# WORK INSTRUCTIONS
Reproduce the lines of the items below verbatim, starting at the line containing "Patent image size: (522, 472)." and ending at the line containing "The base frame 1 is at (97, 152).", with both of those lines included.

╭─ ROWS

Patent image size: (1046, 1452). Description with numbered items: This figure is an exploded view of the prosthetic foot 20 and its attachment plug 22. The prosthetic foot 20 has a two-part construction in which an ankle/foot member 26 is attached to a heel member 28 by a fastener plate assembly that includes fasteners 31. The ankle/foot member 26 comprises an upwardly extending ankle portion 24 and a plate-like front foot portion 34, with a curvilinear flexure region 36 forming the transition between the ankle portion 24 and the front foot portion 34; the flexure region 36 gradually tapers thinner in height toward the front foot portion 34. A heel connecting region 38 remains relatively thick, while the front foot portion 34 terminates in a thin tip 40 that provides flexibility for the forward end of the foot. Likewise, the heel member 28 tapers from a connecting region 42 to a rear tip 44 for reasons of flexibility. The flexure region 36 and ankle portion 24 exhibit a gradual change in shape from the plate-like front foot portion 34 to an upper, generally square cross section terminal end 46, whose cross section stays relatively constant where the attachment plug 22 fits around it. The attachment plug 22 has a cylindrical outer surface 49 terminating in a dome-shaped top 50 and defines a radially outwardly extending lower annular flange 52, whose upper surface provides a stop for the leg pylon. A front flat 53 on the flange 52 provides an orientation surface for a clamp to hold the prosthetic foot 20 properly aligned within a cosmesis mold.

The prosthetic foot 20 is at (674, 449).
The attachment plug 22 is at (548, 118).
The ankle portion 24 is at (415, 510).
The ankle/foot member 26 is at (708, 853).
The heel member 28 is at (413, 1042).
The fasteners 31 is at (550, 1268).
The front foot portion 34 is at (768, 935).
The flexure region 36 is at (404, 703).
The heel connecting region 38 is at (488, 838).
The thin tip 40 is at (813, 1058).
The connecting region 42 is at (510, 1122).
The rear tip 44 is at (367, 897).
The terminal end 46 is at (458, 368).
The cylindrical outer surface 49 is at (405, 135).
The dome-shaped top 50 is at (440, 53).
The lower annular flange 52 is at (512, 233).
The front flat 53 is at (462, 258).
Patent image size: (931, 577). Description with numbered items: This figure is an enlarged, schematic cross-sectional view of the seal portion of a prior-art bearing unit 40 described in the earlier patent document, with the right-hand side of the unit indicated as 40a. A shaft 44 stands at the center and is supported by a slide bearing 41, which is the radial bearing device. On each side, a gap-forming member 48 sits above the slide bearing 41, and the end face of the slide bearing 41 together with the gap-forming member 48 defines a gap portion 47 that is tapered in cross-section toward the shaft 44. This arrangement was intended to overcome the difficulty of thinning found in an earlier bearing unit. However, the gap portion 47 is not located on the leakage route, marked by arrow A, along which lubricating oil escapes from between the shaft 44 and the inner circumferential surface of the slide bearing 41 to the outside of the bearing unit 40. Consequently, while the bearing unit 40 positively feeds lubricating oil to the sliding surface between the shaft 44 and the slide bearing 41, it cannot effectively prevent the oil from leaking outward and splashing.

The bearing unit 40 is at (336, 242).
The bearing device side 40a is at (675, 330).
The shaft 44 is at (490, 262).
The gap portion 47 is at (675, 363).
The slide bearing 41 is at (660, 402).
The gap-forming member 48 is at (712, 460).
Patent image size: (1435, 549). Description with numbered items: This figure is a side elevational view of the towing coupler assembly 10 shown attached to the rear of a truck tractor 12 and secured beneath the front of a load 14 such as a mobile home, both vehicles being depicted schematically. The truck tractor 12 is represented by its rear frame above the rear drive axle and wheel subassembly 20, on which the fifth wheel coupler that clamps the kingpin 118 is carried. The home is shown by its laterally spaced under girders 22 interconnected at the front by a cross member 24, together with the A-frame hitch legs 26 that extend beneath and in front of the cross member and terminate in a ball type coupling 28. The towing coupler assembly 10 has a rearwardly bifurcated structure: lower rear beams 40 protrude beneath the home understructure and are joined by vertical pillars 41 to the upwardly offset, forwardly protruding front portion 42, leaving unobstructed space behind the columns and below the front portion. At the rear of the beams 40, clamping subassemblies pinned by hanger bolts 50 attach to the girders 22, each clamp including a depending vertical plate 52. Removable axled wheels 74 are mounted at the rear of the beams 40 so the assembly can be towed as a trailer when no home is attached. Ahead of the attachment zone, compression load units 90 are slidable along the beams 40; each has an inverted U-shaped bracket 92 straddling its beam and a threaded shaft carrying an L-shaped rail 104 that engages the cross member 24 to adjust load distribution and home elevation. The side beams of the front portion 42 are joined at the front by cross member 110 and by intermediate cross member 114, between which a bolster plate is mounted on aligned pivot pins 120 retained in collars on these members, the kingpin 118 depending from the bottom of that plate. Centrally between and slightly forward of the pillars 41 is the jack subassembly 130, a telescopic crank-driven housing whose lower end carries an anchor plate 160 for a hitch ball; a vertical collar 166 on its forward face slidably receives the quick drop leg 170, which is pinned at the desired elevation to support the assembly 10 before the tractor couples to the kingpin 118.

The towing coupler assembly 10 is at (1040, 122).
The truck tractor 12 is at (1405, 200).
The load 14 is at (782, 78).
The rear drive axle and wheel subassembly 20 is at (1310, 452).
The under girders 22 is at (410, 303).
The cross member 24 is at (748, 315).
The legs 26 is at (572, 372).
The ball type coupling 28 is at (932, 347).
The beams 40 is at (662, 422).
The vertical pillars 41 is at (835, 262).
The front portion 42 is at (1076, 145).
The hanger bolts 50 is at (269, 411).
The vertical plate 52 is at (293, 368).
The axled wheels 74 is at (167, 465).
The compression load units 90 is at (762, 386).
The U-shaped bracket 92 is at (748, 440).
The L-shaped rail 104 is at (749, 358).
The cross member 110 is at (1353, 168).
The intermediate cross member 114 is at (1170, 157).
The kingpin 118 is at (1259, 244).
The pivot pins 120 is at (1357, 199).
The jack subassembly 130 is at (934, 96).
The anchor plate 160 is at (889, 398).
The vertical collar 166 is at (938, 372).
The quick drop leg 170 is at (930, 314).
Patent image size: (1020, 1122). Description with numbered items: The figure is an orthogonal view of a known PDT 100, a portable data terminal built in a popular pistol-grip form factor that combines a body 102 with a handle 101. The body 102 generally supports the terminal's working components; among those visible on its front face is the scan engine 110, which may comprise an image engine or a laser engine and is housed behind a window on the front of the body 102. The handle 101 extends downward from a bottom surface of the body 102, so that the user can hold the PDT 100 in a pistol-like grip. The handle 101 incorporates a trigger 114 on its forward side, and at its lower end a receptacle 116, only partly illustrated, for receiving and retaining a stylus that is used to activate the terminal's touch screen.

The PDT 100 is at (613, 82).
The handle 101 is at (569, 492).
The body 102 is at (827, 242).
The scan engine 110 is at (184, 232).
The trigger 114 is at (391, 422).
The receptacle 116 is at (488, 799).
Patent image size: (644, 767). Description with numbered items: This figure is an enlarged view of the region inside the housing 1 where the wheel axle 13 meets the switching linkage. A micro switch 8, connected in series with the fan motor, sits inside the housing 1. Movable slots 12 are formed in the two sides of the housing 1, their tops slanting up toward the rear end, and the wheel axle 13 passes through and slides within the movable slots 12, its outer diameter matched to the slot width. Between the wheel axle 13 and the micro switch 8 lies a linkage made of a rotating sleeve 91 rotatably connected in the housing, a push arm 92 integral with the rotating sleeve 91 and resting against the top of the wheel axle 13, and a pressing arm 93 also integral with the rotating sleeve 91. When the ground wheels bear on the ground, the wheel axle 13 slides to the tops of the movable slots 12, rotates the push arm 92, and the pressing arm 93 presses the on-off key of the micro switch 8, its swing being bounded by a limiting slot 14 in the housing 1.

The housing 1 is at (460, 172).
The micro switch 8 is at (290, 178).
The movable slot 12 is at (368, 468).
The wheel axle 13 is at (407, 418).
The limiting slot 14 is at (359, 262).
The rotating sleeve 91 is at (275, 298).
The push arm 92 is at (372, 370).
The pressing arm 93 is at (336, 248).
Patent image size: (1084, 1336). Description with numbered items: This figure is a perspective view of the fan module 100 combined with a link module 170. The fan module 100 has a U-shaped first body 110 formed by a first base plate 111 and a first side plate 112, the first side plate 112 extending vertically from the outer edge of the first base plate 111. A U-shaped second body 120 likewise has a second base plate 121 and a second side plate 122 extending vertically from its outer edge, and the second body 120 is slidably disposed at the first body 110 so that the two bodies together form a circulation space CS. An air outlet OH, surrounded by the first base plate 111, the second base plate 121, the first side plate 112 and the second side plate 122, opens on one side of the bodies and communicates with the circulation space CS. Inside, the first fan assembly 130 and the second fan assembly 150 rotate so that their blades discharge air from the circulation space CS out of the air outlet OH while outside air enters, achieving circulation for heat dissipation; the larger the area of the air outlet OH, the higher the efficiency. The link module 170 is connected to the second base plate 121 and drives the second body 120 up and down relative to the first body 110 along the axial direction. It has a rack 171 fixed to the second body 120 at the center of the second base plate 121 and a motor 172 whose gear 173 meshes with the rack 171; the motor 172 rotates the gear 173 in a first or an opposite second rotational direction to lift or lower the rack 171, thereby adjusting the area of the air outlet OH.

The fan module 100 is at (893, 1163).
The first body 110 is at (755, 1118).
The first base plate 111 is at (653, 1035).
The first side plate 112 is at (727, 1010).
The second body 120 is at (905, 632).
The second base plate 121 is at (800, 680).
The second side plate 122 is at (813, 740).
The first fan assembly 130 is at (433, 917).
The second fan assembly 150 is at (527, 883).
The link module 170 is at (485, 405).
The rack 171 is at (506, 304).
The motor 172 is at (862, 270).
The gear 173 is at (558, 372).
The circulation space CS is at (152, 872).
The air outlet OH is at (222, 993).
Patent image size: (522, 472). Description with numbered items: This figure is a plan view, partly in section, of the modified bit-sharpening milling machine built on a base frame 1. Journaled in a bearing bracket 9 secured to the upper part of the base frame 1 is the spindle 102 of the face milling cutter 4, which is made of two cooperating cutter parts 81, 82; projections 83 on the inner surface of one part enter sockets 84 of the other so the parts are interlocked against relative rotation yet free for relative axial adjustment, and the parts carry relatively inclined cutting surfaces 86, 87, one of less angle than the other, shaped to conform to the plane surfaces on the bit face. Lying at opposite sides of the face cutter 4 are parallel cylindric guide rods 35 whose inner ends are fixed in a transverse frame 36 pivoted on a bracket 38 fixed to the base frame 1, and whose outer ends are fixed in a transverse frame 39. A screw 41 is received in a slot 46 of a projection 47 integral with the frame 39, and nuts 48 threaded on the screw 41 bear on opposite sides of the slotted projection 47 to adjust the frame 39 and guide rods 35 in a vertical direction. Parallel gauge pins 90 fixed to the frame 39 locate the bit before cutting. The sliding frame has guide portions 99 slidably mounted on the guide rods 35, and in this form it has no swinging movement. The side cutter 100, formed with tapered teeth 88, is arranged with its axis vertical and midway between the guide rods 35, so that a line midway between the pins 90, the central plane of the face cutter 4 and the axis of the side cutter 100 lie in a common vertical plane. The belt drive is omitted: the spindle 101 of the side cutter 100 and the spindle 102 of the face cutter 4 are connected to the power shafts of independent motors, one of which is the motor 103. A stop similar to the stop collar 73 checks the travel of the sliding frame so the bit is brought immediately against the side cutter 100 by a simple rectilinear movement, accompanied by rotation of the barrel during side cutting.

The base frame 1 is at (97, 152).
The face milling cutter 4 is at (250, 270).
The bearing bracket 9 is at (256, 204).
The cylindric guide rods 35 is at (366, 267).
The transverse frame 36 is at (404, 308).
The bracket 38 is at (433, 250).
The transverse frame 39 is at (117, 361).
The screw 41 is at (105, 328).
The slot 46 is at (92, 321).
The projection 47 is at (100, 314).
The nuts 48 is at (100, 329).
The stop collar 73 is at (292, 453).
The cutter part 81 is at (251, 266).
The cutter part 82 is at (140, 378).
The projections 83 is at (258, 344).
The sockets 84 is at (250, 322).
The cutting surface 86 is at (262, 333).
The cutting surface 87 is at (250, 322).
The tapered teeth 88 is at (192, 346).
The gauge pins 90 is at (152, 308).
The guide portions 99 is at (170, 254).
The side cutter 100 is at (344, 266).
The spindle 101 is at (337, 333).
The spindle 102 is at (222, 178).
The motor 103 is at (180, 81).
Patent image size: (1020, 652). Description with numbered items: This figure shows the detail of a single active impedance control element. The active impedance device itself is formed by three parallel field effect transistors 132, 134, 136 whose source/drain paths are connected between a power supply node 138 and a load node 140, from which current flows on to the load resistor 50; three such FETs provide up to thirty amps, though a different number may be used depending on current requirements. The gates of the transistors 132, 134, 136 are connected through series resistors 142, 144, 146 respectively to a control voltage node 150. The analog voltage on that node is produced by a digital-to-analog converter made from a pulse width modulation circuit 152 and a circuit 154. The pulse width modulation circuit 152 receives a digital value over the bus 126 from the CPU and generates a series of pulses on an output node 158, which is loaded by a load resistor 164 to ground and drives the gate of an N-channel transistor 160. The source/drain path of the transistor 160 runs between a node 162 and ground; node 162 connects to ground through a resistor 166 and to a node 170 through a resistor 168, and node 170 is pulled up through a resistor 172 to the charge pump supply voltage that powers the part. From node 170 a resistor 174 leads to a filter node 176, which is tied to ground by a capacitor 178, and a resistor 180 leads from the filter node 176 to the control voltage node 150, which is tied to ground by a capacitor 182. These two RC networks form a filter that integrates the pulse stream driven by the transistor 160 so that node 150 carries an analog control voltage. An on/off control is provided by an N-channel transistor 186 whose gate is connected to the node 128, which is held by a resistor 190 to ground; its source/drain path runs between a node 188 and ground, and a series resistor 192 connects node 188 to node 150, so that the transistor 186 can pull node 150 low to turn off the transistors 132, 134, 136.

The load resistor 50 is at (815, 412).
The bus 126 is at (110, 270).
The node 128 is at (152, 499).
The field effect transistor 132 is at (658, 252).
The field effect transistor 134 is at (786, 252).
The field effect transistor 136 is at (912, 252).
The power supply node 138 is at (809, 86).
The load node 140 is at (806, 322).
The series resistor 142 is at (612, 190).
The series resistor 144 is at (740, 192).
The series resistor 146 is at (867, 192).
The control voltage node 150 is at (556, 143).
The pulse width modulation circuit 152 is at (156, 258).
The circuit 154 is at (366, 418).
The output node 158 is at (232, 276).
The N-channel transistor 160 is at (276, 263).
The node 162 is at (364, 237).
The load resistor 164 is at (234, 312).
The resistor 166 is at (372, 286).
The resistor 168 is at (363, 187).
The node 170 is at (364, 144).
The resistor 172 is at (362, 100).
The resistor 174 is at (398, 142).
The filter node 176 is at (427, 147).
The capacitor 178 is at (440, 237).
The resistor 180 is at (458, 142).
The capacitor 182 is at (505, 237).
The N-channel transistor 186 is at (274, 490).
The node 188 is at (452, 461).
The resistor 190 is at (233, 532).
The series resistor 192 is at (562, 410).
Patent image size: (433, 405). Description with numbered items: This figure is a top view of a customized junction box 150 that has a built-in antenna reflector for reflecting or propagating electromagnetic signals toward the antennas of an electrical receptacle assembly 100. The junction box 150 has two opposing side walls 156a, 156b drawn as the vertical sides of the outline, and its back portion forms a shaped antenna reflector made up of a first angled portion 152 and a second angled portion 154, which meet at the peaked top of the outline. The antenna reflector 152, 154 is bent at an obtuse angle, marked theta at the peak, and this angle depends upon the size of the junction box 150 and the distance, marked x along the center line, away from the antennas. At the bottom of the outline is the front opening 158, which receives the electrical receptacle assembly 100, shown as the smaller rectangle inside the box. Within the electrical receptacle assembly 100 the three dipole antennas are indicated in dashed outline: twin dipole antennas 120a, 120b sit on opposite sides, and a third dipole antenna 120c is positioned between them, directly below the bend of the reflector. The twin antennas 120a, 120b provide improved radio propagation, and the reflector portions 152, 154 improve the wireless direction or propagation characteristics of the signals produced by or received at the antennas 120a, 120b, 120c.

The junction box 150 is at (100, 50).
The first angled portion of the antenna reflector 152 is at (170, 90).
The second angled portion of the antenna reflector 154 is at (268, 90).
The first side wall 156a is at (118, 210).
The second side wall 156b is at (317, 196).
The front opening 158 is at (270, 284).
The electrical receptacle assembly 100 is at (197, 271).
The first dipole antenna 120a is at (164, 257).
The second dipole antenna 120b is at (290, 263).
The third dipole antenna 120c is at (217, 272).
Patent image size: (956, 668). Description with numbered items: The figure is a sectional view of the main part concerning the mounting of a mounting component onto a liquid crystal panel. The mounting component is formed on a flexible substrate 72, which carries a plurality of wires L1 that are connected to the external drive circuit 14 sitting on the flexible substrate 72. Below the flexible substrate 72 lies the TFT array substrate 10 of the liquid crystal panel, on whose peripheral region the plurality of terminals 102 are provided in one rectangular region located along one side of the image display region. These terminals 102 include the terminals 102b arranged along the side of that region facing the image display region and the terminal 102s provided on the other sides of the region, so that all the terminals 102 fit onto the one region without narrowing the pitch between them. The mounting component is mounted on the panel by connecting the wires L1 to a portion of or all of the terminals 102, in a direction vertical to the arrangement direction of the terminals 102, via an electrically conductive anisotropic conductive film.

╰─

# WRITTEN SOLUTION
Patent image size: (522, 472). Description with numbered items: This figure is a plan view, partly in section, of the modified bit-sharpening milling machine built on a base frame 1. Journaled in a bearing bracket 9 secured to the upper part of the base frame 1 is the spindle 102 of the face milling cutter 4, which is made of two cooperating cutter parts 81, 82; projections 83 on the inner surface of one part enter sockets 84 of the other so the parts are interlocked against relative rotation yet free for relative axial adjustment, and the parts carry relatively inclined cutting surfaces 86, 87, one of less angle than the other, shaped to conform to the plane surfaces on the bit face. Lying at opposite sides of the face cutter 4 are parallel cylindric guide rods 35 whose inner ends are fixed in a transverse frame 36 pivoted on a bracket 38 fixed to the base frame 1, and whose outer ends are fixed in a transverse frame 39. A screw 41 is received in a slot 46 of a projection 47 integral with the frame 39, and nuts 48 threaded on the screw 41 bear on opposite sides of the slotted projection 47 to adjust the frame 39 and guide rods 35 in a vertical direction. Parallel gauge pins 90 fixed to the frame 39 locate the bit before cutting. The sliding frame has guide portions 99 slidably mounted on the guide rods 35, and in this form it has no swinging movement. The side cutter 100, formed with tapered teeth 88, is arranged with its axis vertical and midway between the guide rods 35, so that a line midway between the pins 90, the central plane of the face cutter 4 and the axis of the side cutter 100 lie in a common vertical plane. The belt drive is omitted: the spindle 101 of the side cutter 100 and the spindle 102 of the face cutter 4 are connected to the power shafts of independent motors, one of which is the motor 103. A stop similar to the stop collar 73 checks the travel of the sliding frame so the bit is brought immediately against the side cutter 100 by a simple rectilinear movement, accompanied by rotation of the barrel during side cutting.

The base frame 1 is at (97, 152).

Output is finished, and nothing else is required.